Filter the entries and keep only the lines where the string "credit" appears.

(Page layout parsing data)
>>
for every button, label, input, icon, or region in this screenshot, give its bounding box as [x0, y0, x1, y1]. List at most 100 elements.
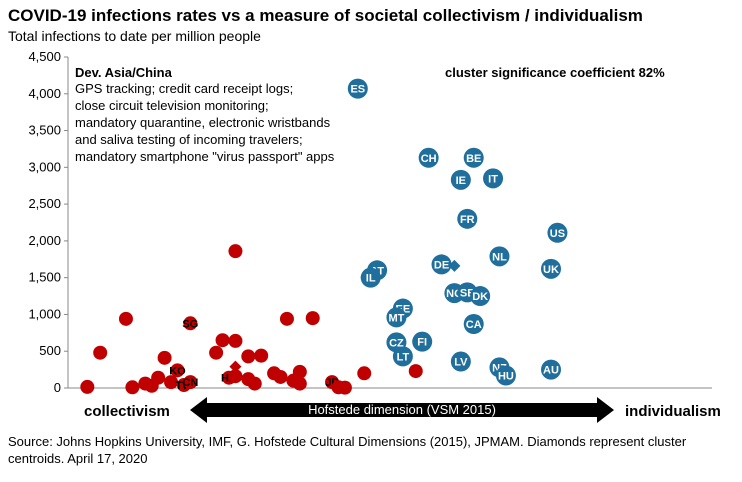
y-tick-label: 4,000	[28, 86, 61, 101]
individualist-country-point	[386, 307, 407, 328]
point-label: CZ	[389, 337, 404, 349]
collectivist-country-point	[209, 345, 224, 360]
collectivist-country-point	[273, 369, 288, 384]
hofstede-axis-arrow: Hofstede dimension (VSM 2015) collectivi…	[84, 397, 721, 423]
collectivist-country-point	[228, 369, 243, 384]
point-label: DE	[434, 259, 449, 271]
y-tick-label: 500	[39, 343, 61, 358]
collectivist-country-point	[157, 350, 172, 365]
chart-subtitle: Total infections to date per million peo…	[8, 28, 261, 44]
axis-left-label: collectivism	[84, 403, 170, 420]
collectivist-country-point	[228, 244, 243, 259]
collectivist-country-point	[93, 345, 108, 360]
point-label: NL	[492, 251, 507, 263]
individualist-country-point	[418, 147, 439, 168]
individualist-country-point	[470, 286, 491, 307]
point-label: US	[550, 228, 565, 240]
y-tick-label: 3,500	[28, 123, 61, 138]
y-tick-label: 4,500	[28, 49, 61, 64]
collectivist-country-point	[183, 316, 198, 331]
annotation-line: GPS tracking; credit card receipt logs;	[75, 81, 293, 96]
individualist-country-point	[431, 254, 452, 275]
point-label: LT	[397, 351, 410, 363]
point-label: ES	[350, 84, 365, 96]
collectivist-country-point	[125, 380, 140, 395]
individualist-country-point	[495, 365, 516, 386]
collectivist-country-point	[247, 376, 262, 391]
individualist-country-point	[483, 168, 504, 189]
y-tick-label: 3,000	[28, 159, 61, 174]
collectivist-country-point	[183, 375, 198, 390]
individualist-country-point	[463, 314, 484, 335]
individualist-country-point	[412, 331, 433, 352]
annotation-line: mandatory smartphone "virus passport" ap…	[75, 149, 335, 164]
double-arrow-shape	[190, 397, 614, 423]
collectivist-country-point	[337, 380, 352, 395]
cluster-significance-text: cluster significance coefficient 82%	[445, 65, 665, 80]
y-tick-label: 2,500	[28, 196, 61, 211]
collectivist-country-point	[305, 311, 320, 326]
individualist-country-point	[360, 267, 381, 288]
source-note: Source: Johns Hopkins University, IMF, G…	[8, 434, 687, 466]
point-label: CA	[466, 319, 482, 331]
point-label: FI	[417, 337, 427, 349]
individualist-country-point	[392, 346, 413, 367]
data-points: KOTWSGCNHKJPESCHBEIEITFRUSNLATILDEUKNOSE…	[80, 78, 568, 395]
annotation-text: GPS tracking; credit card receipt logs; c…	[75, 81, 335, 164]
individualist-country-point	[457, 208, 478, 229]
axis-center-label: Hofstede dimension (VSM 2015)	[308, 402, 496, 417]
point-label: SG	[182, 318, 198, 330]
point-label: CN	[182, 377, 198, 389]
individualist-country-point	[450, 169, 471, 190]
point-label: AU	[543, 365, 559, 377]
annotation-line: and saliva testing of incoming travelers…	[75, 132, 303, 147]
collectivist-country-point	[292, 376, 307, 391]
collectivist-country-point	[408, 364, 423, 379]
point-label: IL	[366, 273, 376, 285]
scatter-chart: 0 500 1,000 1,500 2,000 2,500 3,000 3,500 4,000 4…	[28, 49, 721, 423]
point-label: FR	[460, 214, 475, 226]
point-label: LV	[454, 357, 468, 369]
individualist-country-point	[547, 222, 568, 243]
collectivist-country-point	[254, 348, 269, 363]
individualist-country-point	[541, 359, 561, 380]
y-tick-label: 2,000	[28, 233, 61, 248]
individualist-country-point	[489, 246, 510, 267]
collectivist-country-point	[357, 366, 372, 381]
collectivist-country-point	[241, 349, 256, 364]
collectivist-country-point	[151, 370, 166, 385]
collectivist-country-point	[215, 333, 230, 348]
chart-title: COVID-19 infections rates vs a measure o…	[8, 6, 643, 25]
annotation-line: close circuit television monitoring;	[75, 98, 269, 113]
individualist-country-point	[541, 258, 561, 279]
y-tick-label: 0	[54, 380, 61, 395]
individualist-country-point	[450, 351, 471, 372]
cluster-centroid-diamond	[448, 259, 461, 272]
point-label: UK	[543, 264, 559, 276]
point-label: CH	[421, 153, 437, 165]
annotation-title: Dev. Asia/China	[75, 65, 173, 80]
individualist-country-point	[347, 78, 368, 99]
point-label: BE	[466, 153, 481, 165]
y-tick-label: 1,500	[28, 270, 61, 285]
collectivist-country-point	[118, 311, 133, 326]
point-label: KO	[169, 365, 186, 377]
axis-right-label: individualism	[625, 403, 721, 420]
collectivist-country-point	[170, 363, 185, 378]
annotation-line: mandatory quarantine, electronic wristba…	[75, 115, 331, 130]
collectivist-country-point	[279, 311, 294, 326]
y-axis: 0 500 1,000 1,500 2,000 2,500 3,000 3,500 4,000 4…	[28, 49, 712, 395]
cluster-centroid-diamond	[229, 360, 242, 373]
annotation-box: Dev. Asia/China GPS tracking; credit car…	[75, 65, 335, 164]
collectivist-country-point	[228, 333, 243, 348]
point-label: IT	[488, 173, 498, 185]
collectivist-country-point	[80, 379, 95, 394]
point-label: HU	[498, 370, 514, 382]
point-label: IE	[456, 175, 466, 187]
individualist-country-point	[463, 147, 484, 168]
y-tick-label: 1,000	[28, 306, 61, 321]
point-label: MT	[388, 312, 404, 324]
collectivist-country-point	[164, 375, 179, 390]
point-label: DK	[472, 291, 488, 303]
collectivist-country-point	[292, 364, 307, 379]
<<
Answer space
annotation-line: GPS tracking; credit card receipt logs;	[75, 81, 293, 96]
annotation-text: GPS tracking; credit card receipt logs; c…	[75, 81, 335, 164]
annotation-box: Dev. Asia/China GPS tracking; credit car…	[75, 65, 335, 164]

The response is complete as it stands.